### [WHAT YOU NEED TO DO]
Write out every line of the records below verbatim, leaving the pictures out of your answer.

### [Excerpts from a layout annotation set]
********************

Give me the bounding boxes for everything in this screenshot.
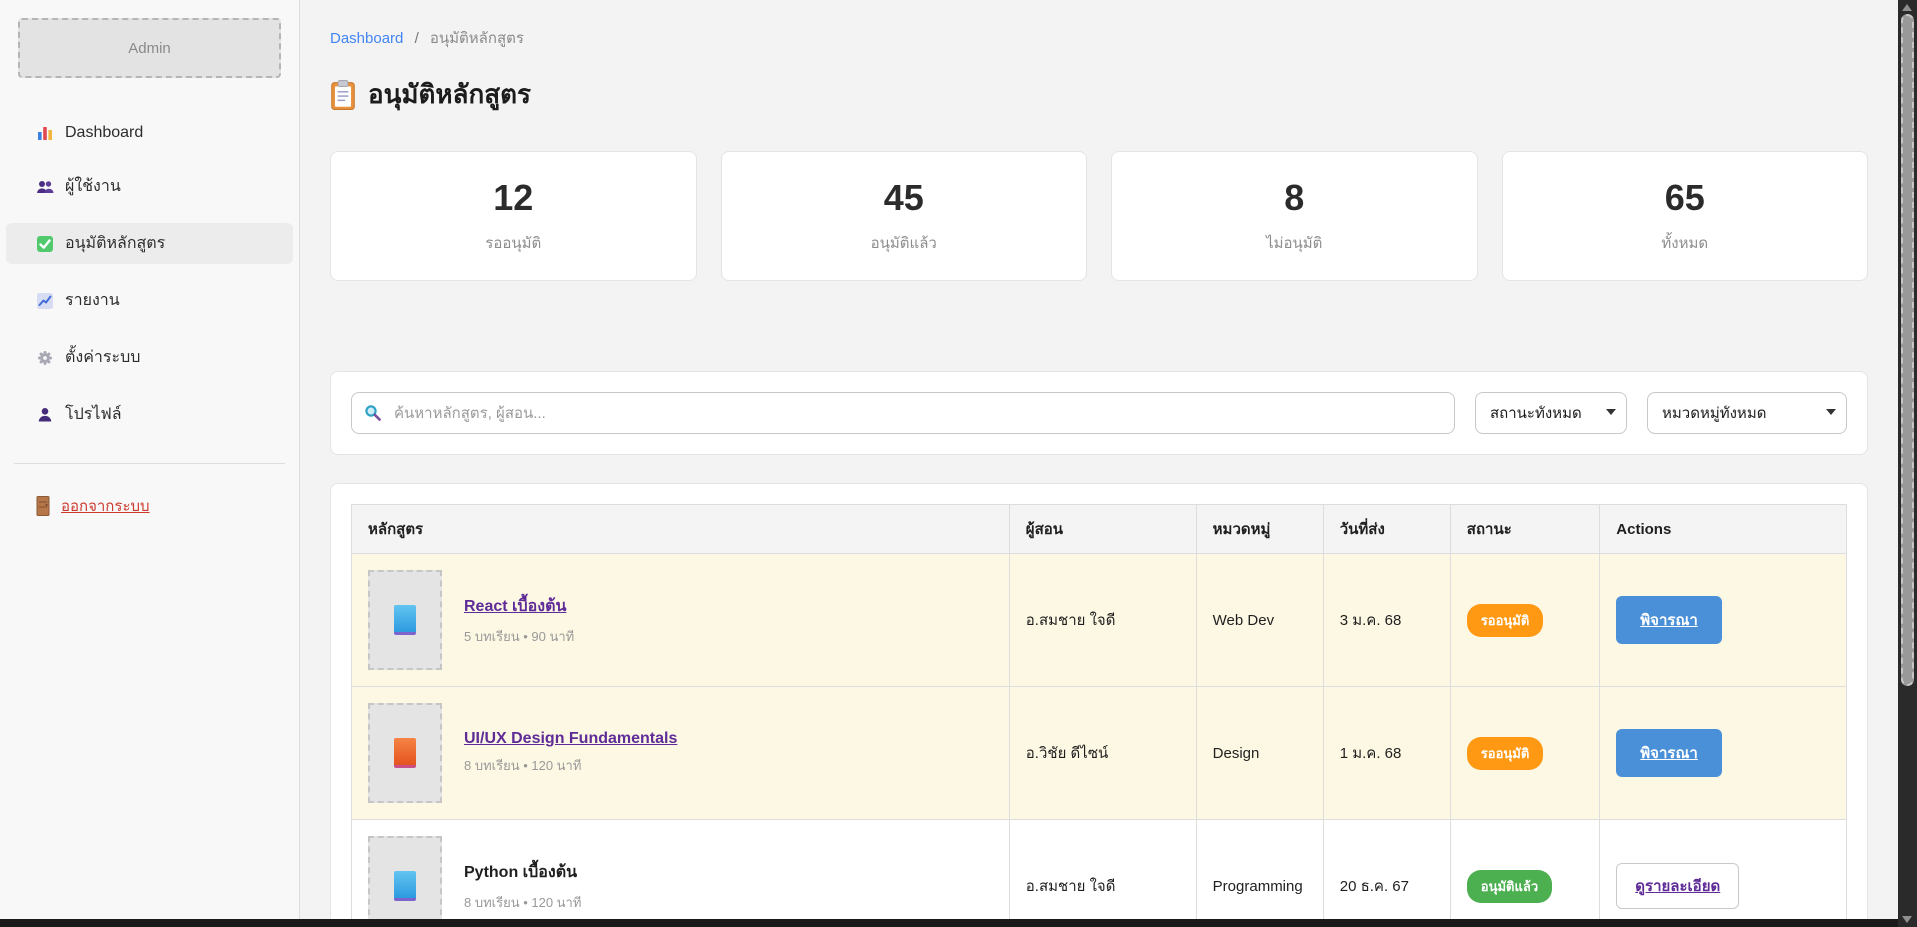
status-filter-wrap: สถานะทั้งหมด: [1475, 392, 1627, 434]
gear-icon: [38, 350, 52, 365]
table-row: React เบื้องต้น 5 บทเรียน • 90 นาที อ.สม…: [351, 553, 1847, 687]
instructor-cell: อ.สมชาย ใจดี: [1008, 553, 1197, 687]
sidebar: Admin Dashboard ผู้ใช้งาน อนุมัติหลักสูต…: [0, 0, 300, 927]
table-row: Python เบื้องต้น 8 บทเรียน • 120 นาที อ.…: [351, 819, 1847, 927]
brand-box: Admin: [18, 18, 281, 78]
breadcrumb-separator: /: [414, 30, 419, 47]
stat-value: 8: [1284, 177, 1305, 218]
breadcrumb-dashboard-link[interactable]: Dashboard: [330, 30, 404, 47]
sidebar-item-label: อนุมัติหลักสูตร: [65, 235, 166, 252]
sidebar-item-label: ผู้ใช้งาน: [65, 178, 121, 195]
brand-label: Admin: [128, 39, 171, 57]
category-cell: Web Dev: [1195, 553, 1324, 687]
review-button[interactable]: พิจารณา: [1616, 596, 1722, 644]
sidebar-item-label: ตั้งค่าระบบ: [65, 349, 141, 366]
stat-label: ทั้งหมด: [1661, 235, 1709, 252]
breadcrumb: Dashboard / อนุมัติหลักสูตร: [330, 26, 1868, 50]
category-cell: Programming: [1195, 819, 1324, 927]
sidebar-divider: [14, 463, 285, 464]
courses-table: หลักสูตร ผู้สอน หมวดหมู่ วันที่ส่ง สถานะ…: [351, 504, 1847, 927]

********************

### [TASK RESPONSE]
Give me the bounding boxes for everything in this screenshot.
status-filter-wrap: สถานะทั้งหมด: [1475, 392, 1627, 434]
gear-icon: [38, 350, 52, 365]
table-row: React เบื้องต้น 5 บทเรียน • 90 นาที อ.สม…: [351, 553, 1847, 687]
instructor-cell: อ.สมชาย ใจดี: [1008, 553, 1197, 687]
sidebar: Admin Dashboard ผู้ใช้งาน อนุมัติหลักสูต…: [0, 0, 300, 927]
table-row: Python เบื้องต้น 8 บทเรียน • 120 นาที อ.…: [351, 819, 1847, 927]
brand-box: Admin: [18, 18, 281, 78]
breadcrumb-separator: /: [414, 30, 419, 47]
stat-value: 8: [1284, 177, 1305, 218]
breadcrumb-dashboard-link[interactable]: Dashboard: [330, 30, 404, 47]
sidebar-item-label: อนุมัติหลักสูตร: [65, 235, 166, 252]
sidebar-item-label: ผู้ใช้งาน: [65, 178, 121, 195]
brand-label: Admin: [128, 39, 171, 57]
category-cell: Web Dev: [1195, 553, 1324, 687]
review-button[interactable]: พิจารณา: [1616, 596, 1722, 644]
sidebar-item-label: ตั้งค่าระบบ: [65, 349, 141, 366]
stat-label: ทั้งหมด: [1661, 235, 1709, 252]
breadcrumb: Dashboard / อนุมัติหลักสูตร: [330, 26, 1868, 50]
category-cell: Programming: [1195, 819, 1324, 927]
sidebar-divider: [14, 463, 285, 464]
courses-table: หลักสูตร ผู้สอน หมวดหมู่ วันที่ส่ง สถานะ…: [351, 504, 1847, 927]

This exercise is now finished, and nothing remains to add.